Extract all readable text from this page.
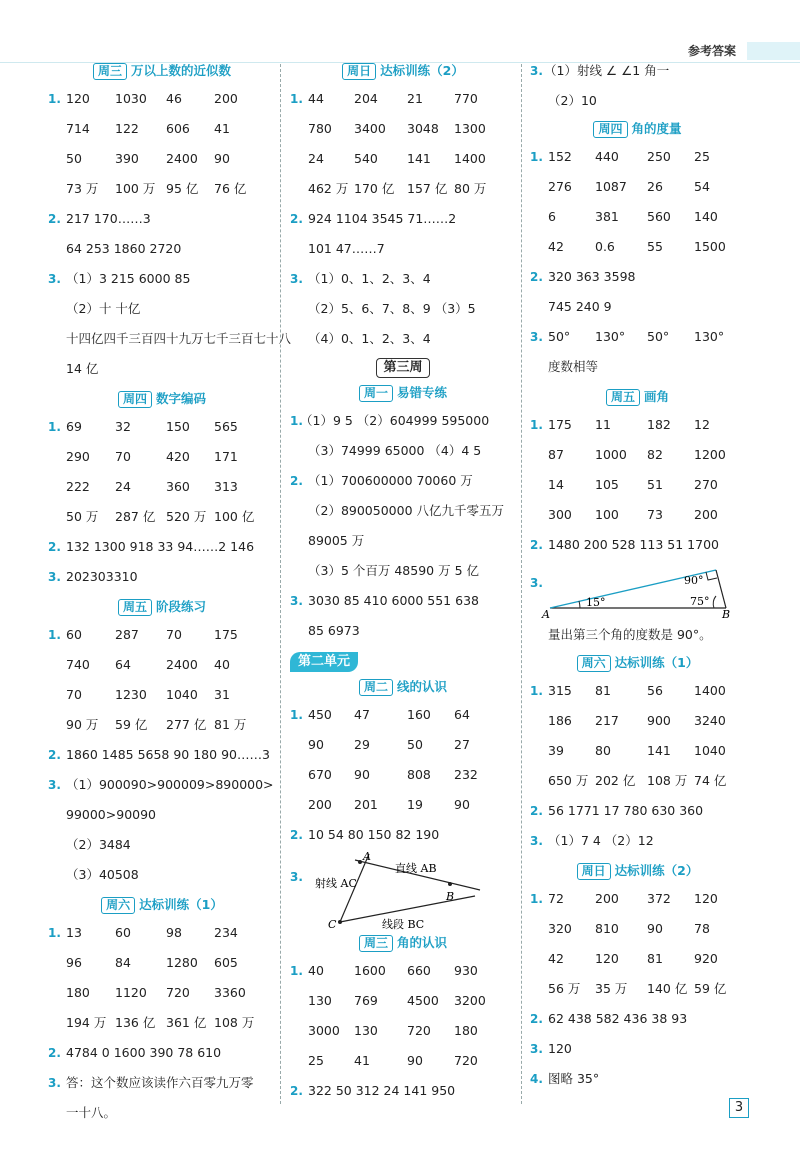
参考答案
周三 万以上数的近似数
1. 120 1030 46	200
714 122 606 41
50	390 2400 90
73 万 100 万 95 亿 76 亿
2. 217 170……3
64 253 1860 2720
3. （1）3 215 6000 85
（2）十 十亿
十四亿四千三百四十九万七千三百七十八
14 亿
周四 数字编码
1. 69	32	150 565
290 70	420 171
222 24	360 313
50 万 287 亿 520 万 100 亿
2. 132 1300 918 33 94……2 146
3. 202303310
周五 阶段练习
1. 60	287 70	175
740 64	2400 40
70	1230 1040 31
90 万 59 亿 277 亿 81 万
2. 1860 1485 5658 90 180 90……3
3. （1）900090>900009>890000>
99000>90090
（2）3484
（3）40508
周六 达标训练（1）
1. 13	60	98	234
96	84	1280 605
180 1120 720 3360
194 万 136 亿 361 亿 108 万
2. 4784 0 1600 390 78 610
3. 答：这个数应该读作六百零九万零
一十八。
周日 达标训练（2）
1. 44 204 21 770
780 3400 3048 1300
24 540 141 1400
462 万 170 亿 157 亿 80 万
2. 924 1104 3545 71……2
101 47……7
3. （1）0、1、2、3、4
（2）5、6、7、8、9 （3）5
（4）0、1、2、3、4
第三周
周一 易错专练
1.
（1）9 5 （2）604999 595000
（3）74999 65000 （4）4 5
2. （1）700600000 70060 万
（2）890050000 八亿九千零五万
89005 万
（3）5 个百万 48590 万 5 亿
3. 3030 85 410 6000 551 638
85 6973
第二单元
周二 线的认识
1. 450 47	160 64
90 29	50 27
670 90	808 232
200 201 19 90
2. 10 54 80 150 82 190
3.
A
B
C
射线 AC
直线 AB
线段 BC
周三 角的认识
1. 40 1600 660 930
130 769 4500 3200
3000 130 720 180
25 41	90 720
2. 322 50 312 24 141 950
3. （1）射线 ∠ ∠1 角一
（2）10
周四 角的度量
1. 152 440 250 25
276 1087 26 54
6	381 560 140
42 0.6	55 1500
2. 320 363 3598
745 240 9
3. 50° 130° 50° 130°
度数相等
周五 画角
1. 175 11	182 12
87 1000 82 1200
14 105 51 270
300 100 73 200
2. 1480 200 528 113 51 1700
3.
A	B
90°
15°	75°
量出第三个角的度数是 90°。
周六 达标训练（1）
1. 315 81	56 1400
186 217 900 3240
39 80	141 1040
650 万 202 亿 108 万 74 亿
2. 56 1771 17 780 630 360
3. （1）7 4 （2）12
周日 达标训练（2）
1. 72 200 372 120
320 810 90 78
42 120 81 920
56 万 35 万 140 亿 59 亿
2. 62 438 582 436 38 93
3. 120
4. 图略 35°
3
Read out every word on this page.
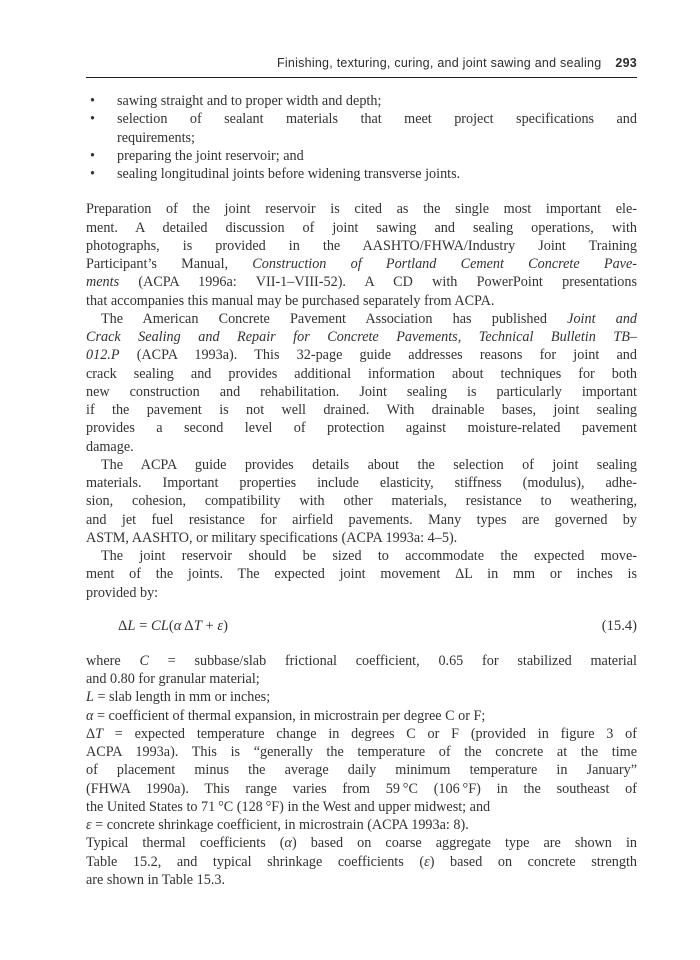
Finishing, texturing, curing, and joint sawing and sealing 293
•	sawing straight and to proper width and depth;
•	selection of sealant materials that meet project specifications and
requirements;
•	preparing the joint reservoir; and
•	sealing longitudinal joints before widening transverse joints.
Preparation of the joint reservoir is cited as the single most important ele-
ment. A detailed discussion of joint sawing and sealing operations, with
photographs, is provided in the AASHTO/FHWA/Industry Joint Training
Participant’s Manual, Construction of Portland Cement Concrete Pave-
ments (ACPA 1996a: VII-1–VIII-52). A CD with PowerPoint presentations
that accompanies this manual may be purchased separately from ACPA.
The American Concrete Pavement Association has published Joint and
Crack Sealing and Repair for Concrete Pavements, Technical Bulletin TB–
012.P (ACPA 1993a). This 32-page guide addresses reasons for joint and
crack sealing and provides additional information about techniques for both
new construction and rehabilitation. Joint sealing is particularly important
if the pavement is not well drained. With drainable bases, joint sealing
provides a second level of protection against moisture-related pavement
damage.
The ACPA guide provides details about the selection of joint sealing
materials. Important properties include elasticity, stiffness (modulus), adhe-
sion, cohesion, compatibility with other materials, resistance to weathering,
and jet fuel resistance for airfield pavements. Many types are governed by
ASTM, AASHTO, or military specifications (ACPA 1993a: 4–5).
The joint reservoir should be sized to accommodate the expected move-
ment of the joints. The expected joint movement ΔL in mm or inches is
provided by:
ΔL = CL(α ΔT + ε)	(15.4)
where C = subbase/slab frictional coefficient, 0.65 for stabilized material
and 0.80 for granular material;
L = slab length in mm or inches;
α = coefficient of thermal expansion, in microstrain per degree C or F;
ΔT = expected temperature change in degrees C or F (provided in figure 3 of
ACPA 1993a). This is “generally the temperature of the concrete at the time
of placement minus the average daily minimum temperature in January”
(FHWA 1990a). This range varies from 59 °C (106 °F) in the southeast of
the United States to 71 °C (128 °F) in the West and upper midwest; and
ε = concrete shrinkage coefficient, in microstrain (ACPA 1993a: 8).
Typical thermal coefficients (α) based on coarse aggregate type are shown in
Table 15.2, and typical shrinkage coefficients (ε) based on concrete strength
are shown in Table 15.3.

◇ ◇ ◇ ◇ ◇

STATED TASK:
Collect each line holding the string "slab".

TASK RESULT:
where C = subbase/slab frictional coefficient, 0.65 for stabilized material
L = slab length in mm or inches;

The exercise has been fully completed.